* Start Available records *

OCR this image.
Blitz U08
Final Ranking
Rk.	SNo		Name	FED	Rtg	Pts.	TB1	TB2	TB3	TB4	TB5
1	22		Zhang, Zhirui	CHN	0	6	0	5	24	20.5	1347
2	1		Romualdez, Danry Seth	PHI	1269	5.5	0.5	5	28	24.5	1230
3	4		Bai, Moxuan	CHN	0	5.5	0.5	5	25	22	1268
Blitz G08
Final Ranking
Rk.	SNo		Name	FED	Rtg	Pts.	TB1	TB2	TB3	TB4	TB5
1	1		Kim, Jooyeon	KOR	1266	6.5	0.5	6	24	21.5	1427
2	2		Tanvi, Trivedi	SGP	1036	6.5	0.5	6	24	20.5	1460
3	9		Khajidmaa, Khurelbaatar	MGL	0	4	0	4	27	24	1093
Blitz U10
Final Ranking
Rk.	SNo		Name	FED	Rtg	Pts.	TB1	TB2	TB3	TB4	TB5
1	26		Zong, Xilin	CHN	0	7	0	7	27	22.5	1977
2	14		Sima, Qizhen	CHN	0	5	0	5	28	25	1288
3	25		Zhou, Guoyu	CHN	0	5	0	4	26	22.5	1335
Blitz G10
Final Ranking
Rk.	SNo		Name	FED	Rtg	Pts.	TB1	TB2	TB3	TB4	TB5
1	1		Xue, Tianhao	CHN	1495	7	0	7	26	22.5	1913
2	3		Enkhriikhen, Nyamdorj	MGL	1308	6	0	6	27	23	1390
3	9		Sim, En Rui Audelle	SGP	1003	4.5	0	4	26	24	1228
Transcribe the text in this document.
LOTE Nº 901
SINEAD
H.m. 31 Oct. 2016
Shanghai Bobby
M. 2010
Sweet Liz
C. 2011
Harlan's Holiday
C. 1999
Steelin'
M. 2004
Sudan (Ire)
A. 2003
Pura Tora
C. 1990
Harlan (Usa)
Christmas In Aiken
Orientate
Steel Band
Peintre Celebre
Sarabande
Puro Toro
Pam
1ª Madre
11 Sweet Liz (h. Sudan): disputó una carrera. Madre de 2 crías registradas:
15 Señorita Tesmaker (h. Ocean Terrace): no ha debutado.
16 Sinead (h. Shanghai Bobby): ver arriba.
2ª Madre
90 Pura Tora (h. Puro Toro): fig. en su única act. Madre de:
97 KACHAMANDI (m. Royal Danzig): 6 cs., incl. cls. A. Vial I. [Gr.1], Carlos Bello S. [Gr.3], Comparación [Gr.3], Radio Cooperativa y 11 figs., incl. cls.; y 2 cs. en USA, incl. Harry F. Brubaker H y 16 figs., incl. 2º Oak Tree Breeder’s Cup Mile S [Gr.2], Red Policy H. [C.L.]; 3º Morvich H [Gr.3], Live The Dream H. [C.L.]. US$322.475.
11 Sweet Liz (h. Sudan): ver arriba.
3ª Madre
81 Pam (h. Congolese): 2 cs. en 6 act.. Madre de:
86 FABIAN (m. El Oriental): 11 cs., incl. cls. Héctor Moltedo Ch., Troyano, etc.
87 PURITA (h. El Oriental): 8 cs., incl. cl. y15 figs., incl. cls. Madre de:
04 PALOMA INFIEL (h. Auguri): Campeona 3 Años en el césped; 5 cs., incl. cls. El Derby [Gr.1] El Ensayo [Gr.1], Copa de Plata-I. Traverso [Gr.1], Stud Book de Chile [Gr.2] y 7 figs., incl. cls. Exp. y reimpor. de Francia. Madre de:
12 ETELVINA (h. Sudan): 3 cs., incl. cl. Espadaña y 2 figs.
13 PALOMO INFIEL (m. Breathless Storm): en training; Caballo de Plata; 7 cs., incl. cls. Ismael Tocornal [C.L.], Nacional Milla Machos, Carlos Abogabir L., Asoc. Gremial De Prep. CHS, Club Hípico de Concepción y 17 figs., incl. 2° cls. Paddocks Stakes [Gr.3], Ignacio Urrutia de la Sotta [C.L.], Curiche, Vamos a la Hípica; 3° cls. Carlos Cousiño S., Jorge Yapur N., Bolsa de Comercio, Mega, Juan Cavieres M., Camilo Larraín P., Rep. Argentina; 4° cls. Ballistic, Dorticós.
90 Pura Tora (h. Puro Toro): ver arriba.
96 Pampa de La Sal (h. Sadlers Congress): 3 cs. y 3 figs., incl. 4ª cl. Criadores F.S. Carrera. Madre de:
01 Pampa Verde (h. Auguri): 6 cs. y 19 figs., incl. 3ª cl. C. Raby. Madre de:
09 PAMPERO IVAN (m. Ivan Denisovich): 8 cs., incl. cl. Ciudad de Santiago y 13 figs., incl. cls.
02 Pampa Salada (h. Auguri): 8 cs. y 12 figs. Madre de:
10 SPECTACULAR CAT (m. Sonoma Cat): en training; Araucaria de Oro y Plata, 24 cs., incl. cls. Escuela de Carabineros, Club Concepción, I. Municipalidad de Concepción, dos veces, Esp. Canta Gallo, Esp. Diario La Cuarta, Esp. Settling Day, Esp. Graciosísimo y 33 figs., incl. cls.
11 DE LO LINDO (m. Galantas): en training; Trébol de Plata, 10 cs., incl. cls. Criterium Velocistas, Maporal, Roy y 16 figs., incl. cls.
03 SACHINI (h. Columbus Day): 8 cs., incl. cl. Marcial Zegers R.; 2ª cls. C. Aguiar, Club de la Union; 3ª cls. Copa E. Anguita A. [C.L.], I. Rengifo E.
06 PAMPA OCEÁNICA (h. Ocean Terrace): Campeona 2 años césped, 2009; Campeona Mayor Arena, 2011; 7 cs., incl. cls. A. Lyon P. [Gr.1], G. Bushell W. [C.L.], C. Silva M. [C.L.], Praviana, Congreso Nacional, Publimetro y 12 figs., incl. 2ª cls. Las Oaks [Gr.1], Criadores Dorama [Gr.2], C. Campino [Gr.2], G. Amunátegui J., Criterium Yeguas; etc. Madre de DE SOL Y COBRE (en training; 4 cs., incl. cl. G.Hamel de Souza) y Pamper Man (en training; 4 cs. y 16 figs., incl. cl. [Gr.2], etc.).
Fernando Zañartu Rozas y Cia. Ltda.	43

* End Available records *

Using the data above, return each line exactly as written.

OCR this image.
Blitz U08
Final Ranking
Rk.	SNo		Name	FED	Rtg	Pts.	TB1	TB2	TB3	TB4	TB5
1	22		Zhang, Zhirui	CHN	0	6	0	5	24	20.5	1347
2	1		Romualdez, Danry Seth	PHI	1269	5.5	0.5	5	28	24.5	1230
3	4		Bai, Moxuan	CHN	0	5.5	0.5	5	25	22	1268
Blitz G08
Final Ranking
Rk.	SNo		Name	FED	Rtg	Pts.	TB1	TB2	TB3	TB4	TB5
1	1		Kim, Jooyeon	KOR	1266	6.5	0.5	6	24	21.5	1427
2	2		Tanvi, Trivedi	SGP	1036	6.5	0.5	6	24	20.5	1460
3	9		Khajidmaa, Khurelbaatar	MGL	0	4	0	4	27	24	1093
Blitz U10
Final Ranking
Rk.	SNo		Name	FED	Rtg	Pts.	TB1	TB2	TB3	TB4	TB5
1	26		Zong, Xilin	CHN	0	7	0	7	27	22.5	1977
2	14		Sima, Qizhen	CHN	0	5	0	5	28	25	1288
3	25		Zhou, Guoyu	CHN	0	5	0	4	26	22.5	1335
Blitz G10
Final Ranking
Rk.	SNo		Name	FED	Rtg	Pts.	TB1	TB2	TB3	TB4	TB5
1	1		Xue, Tianhao	CHN	1495	7	0	7	26	22.5	1913
2	3		Enkhriikhen, Nyamdorj	MGL	1308	6	0	6	27	23	1390
3	9		Sim, En Rui Audelle	SGP	1003	4.5	0	4	26	24	1228
Transcribe the text in this document.
LOTE Nº 901
SINEAD
H.m. 31 Oct. 2016
Shanghai Bobby
M. 2010
Sweet Liz
C. 2011
Harlan's Holiday
C. 1999
Steelin'
M. 2004
Sudan (Ire)
A. 2003
Pura Tora
C. 1990
Harlan (Usa)
Christmas In Aiken
Orientate
Steel Band
Peintre Celebre
Sarabande
Puro Toro
Pam
1ª Madre
11 Sweet Liz (h. Sudan): disputó una carrera. Madre de 2 crías registradas:
15 Señorita Tesmaker (h. Ocean Terrace): no ha debutado.
16 Sinead (h. Shanghai Bobby): ver arriba.
2ª Madre
90 Pura Tora (h. Puro Toro): fig. en su única act. Madre de:
97 KACHAMANDI (m. Royal Danzig): 6 cs., incl. cls. A. Vial I. [Gr.1], Carlos Bello S. [Gr.3], Comparación [Gr.3], Radio Cooperativa y 11 figs., incl. cls.; y 2 cs. en USA, incl. Harry F. Brubaker H y 16 figs., incl. 2º Oak Tree Breeder’s Cup Mile S [Gr.2], Red Policy H. [C.L.]; 3º Morvich H [Gr.3], Live The Dream H. [C.L.]. US$322.475.
11 Sweet Liz (h. Sudan): ver arriba.
3ª Madre
81 Pam (h. Congolese): 2 cs. en 6 act.. Madre de:
86 FABIAN (m. El Oriental): 11 cs., incl. cls. Héctor Moltedo Ch., Troyano, etc.
87 PURITA (h. El Oriental): 8 cs., incl. cl. y15 figs., incl. cls. Madre de:
04 PALOMA INFIEL (h. Auguri): Campeona 3 Años en el césped; 5 cs., incl. cls. El Derby [Gr.1] El Ensayo [Gr.1], Copa de Plata-I. Traverso [Gr.1], Stud Book de Chile [Gr.2] y 7 figs., incl. cls. Exp. y reimpor. de Francia. Madre de:
12 ETELVINA (h. Sudan): 3 cs., incl. cl. Espadaña y 2 figs.
13 PALOMO INFIEL (m. Breathless Storm): en training; Caballo de Plata; 7 cs., incl. cls. Ismael Tocornal [C.L.], Nacional Milla Machos, Carlos Abogabir L., Asoc. Gremial De Prep. CHS, Club Hípico de Concepción y 17 figs., incl. 2° cls. Paddocks Stakes [Gr.3], Ignacio Urrutia de la Sotta [C.L.], Curiche, Vamos a la Hípica; 3° cls. Carlos Cousiño S., Jorge Yapur N., Bolsa de Comercio, Mega, Juan Cavieres M., Camilo Larraín P., Rep. Argentina; 4° cls. Ballistic, Dorticós.
90 Pura Tora (h. Puro Toro): ver arriba.
96 Pampa de La Sal (h. Sadlers Congress): 3 cs. y 3 figs., incl. 4ª cl. Criadores F.S. Carrera. Madre de:
01 Pampa Verde (h. Auguri): 6 cs. y 19 figs., incl. 3ª cl. C. Raby. Madre de:
09 PAMPERO IVAN (m. Ivan Denisovich): 8 cs., incl. cl. Ciudad de Santiago y 13 figs., incl. cls.
02 Pampa Salada (h. Auguri): 8 cs. y 12 figs. Madre de:
10 SPECTACULAR CAT (m. Sonoma Cat): en training; Araucaria de Oro y Plata, 24 cs., incl. cls. Escuela de Carabineros, Club Concepción, I. Municipalidad de Concepción, dos veces, Esp. Canta Gallo, Esp. Diario La Cuarta, Esp. Settling Day, Esp. Graciosísimo y 33 figs., incl. cls.
11 DE LO LINDO (m. Galantas): en training; Trébol de Plata, 10 cs., incl. cls. Criterium Velocistas, Maporal, Roy y 16 figs., incl. cls.
03 SACHINI (h. Columbus Day): 8 cs., incl. cl. Marcial Zegers R.; 2ª cls. C. Aguiar, Club de la Union; 3ª cls. Copa E. Anguita A. [C.L.], I. Rengifo E.
06 PAMPA OCEÁNICA (h. Ocean Terrace): Campeona 2 años césped, 2009; Campeona Mayor Arena, 2011; 7 cs., incl. cls. A. Lyon P. [Gr.1], G. Bushell W. [C.L.], C. Silva M. [C.L.], Praviana, Congreso Nacional, Publimetro y 12 figs., incl. 2ª cls. Las Oaks [Gr.1], Criadores Dorama [Gr.2], C. Campino [Gr.2], G. Amunátegui J., Criterium Yeguas; etc. Madre de DE SOL Y COBRE (en training; 4 cs., incl. cl. G.Hamel de Souza) y Pamper Man (en training; 4 cs. y 16 figs., incl. cl. [Gr.2], etc.).
Fernando Zañartu Rozas y Cia. Ltda.	43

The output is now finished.